§ **Passage**
Galadima was one of the founding fathers of the political party called All Progressives Congress, APC. He has since left the party. That is part of the story.  APC, at its birth, could not have qualified as a political party based on the definition by Edmund Burke, 1729-1797: “Party is a body of men united for promoting by their joint endeavours the national interest, based upon some particular principle in which they are all agreed.” There was no agreement.

“Alliances are held together by fear; not by love”, Harold Macmillan, 1894-1986, VANGUARD BOOK OF QUOTATIONS, p 9.

By contrast, the APC was a mere conspiracy to seize power based on the hidden ambitions of two of the founders. First, we know that the four legacy parties which fused in April 2013 were: Action Congress of Nigeria, CAN; All Nigeria Peoples Party, ANPP; All Progressive Grand Alliance, APGA, and the Congress for Progressive Change, CPC. They were joined in November of that year by n-PDP – a faction of the Peoples Democratic Party. There is no need at this point to go into more details about the formation of the APC. It was an alliance of groups which had few, if any, “principle in which they are all agreed”. The grand alliance was formed out of fear that most of them will spend their days out of the corridors of Aso Rock. Nothing more elevating united them. But they successfully peddled the lie of a progressive change to Nigerians and to themselves. But history never allows any contraption based on fraud to last.

§ **Information provided**
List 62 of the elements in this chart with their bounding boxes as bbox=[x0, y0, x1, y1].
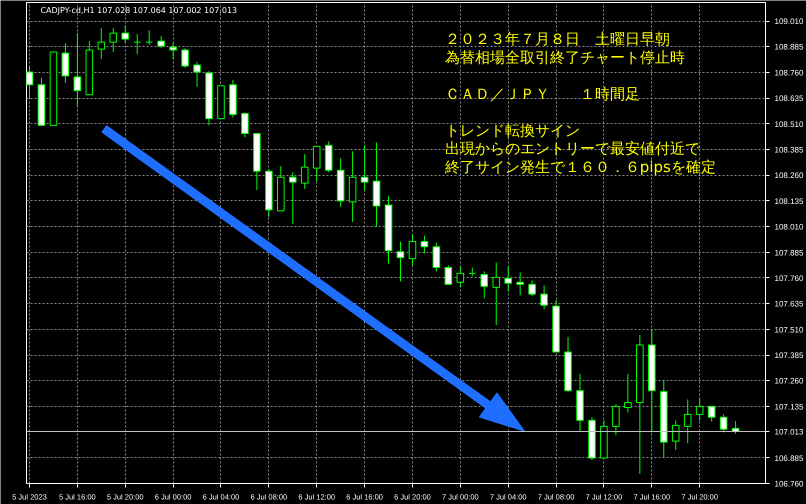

§ **Task prompt**
According to the passage on the APC's founding, which group joined the four legacy parties in November 2013? Please answer briefly.

§ **Finished task**
The n-PDP, a faction of the Peoples Democratic Party.